> STATED PROBLEM: Find each line in the following listing that has the string "description", then state the count and nothing else.

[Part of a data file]
□ □ □

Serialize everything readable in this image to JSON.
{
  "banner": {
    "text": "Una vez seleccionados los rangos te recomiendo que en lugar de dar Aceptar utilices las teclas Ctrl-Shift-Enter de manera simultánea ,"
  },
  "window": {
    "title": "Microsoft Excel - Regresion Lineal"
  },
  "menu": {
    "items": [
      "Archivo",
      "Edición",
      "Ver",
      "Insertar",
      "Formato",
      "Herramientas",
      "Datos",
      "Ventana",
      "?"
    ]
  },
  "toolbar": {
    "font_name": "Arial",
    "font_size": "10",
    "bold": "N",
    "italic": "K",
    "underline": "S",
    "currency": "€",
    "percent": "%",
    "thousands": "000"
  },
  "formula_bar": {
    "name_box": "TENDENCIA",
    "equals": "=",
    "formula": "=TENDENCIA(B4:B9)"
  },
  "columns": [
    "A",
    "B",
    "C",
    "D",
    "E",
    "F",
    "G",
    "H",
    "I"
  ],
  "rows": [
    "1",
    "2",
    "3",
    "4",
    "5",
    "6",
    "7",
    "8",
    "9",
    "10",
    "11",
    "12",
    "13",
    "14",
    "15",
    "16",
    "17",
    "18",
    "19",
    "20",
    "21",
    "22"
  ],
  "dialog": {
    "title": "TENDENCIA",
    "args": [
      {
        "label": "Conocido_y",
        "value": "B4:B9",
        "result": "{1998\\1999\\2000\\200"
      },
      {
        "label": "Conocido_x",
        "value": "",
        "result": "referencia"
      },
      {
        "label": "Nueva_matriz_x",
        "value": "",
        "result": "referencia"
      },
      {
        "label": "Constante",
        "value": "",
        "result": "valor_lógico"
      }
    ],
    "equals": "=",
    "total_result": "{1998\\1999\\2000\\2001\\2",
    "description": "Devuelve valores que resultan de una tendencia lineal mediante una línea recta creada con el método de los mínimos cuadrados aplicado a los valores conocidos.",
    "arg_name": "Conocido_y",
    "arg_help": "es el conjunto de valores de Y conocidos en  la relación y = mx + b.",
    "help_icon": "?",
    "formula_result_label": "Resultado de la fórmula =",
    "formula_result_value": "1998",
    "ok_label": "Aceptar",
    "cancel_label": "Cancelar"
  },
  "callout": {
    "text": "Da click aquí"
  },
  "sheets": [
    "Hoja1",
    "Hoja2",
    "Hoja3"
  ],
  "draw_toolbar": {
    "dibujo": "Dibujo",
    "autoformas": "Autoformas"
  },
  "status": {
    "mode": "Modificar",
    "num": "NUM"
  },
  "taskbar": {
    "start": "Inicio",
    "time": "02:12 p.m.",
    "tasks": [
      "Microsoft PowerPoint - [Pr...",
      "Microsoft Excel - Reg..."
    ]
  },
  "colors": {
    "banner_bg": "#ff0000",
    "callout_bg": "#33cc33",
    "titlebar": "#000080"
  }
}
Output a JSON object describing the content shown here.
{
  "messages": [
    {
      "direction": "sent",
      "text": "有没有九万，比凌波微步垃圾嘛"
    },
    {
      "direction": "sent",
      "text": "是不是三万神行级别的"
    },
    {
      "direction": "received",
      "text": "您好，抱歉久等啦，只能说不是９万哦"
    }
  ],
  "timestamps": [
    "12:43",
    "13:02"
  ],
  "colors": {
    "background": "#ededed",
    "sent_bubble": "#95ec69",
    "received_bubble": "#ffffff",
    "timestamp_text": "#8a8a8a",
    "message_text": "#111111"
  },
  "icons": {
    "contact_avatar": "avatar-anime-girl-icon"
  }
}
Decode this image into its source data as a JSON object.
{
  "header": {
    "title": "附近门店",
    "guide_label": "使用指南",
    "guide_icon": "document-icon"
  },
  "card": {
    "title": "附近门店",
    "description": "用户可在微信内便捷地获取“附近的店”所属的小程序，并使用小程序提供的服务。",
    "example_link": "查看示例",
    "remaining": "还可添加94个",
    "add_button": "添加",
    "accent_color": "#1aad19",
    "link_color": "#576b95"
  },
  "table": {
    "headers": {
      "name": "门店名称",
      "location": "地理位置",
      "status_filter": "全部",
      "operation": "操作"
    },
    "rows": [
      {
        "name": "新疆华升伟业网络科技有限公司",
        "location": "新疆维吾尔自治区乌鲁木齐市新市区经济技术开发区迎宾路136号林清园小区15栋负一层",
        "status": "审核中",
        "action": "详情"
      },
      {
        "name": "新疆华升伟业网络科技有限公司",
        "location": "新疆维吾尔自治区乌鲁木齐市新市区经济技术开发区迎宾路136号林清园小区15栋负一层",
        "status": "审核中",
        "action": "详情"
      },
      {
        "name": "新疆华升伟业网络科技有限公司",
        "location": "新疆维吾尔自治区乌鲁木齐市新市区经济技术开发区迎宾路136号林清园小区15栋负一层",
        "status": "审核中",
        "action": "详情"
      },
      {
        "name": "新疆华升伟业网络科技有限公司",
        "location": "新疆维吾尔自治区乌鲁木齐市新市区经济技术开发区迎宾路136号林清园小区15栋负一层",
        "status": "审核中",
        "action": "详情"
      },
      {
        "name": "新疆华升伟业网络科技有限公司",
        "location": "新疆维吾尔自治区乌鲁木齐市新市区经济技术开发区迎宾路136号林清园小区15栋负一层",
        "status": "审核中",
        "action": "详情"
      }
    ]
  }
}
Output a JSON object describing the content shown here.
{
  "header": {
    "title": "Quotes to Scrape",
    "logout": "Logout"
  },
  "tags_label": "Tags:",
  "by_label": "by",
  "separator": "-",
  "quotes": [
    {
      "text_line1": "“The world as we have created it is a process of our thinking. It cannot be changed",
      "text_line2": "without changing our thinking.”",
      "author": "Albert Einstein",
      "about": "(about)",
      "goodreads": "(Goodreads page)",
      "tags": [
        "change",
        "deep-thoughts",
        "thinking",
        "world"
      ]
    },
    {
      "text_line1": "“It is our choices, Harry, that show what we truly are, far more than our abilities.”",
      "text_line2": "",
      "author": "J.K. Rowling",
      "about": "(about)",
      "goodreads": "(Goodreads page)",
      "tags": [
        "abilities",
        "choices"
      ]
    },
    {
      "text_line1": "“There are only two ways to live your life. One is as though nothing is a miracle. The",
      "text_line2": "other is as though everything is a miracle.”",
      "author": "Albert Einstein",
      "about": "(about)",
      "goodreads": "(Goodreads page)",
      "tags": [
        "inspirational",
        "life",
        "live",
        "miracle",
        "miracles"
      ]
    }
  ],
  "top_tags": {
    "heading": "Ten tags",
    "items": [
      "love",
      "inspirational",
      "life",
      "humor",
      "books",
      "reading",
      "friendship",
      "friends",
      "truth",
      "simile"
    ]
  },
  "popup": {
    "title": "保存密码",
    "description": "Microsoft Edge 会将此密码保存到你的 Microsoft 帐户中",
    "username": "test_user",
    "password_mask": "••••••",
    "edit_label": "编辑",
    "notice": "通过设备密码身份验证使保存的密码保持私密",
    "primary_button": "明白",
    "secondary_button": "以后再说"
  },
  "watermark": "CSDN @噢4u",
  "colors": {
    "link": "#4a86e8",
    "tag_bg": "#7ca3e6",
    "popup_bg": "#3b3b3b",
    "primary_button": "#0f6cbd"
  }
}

□ □ □

> RIGHT ANSWER: 3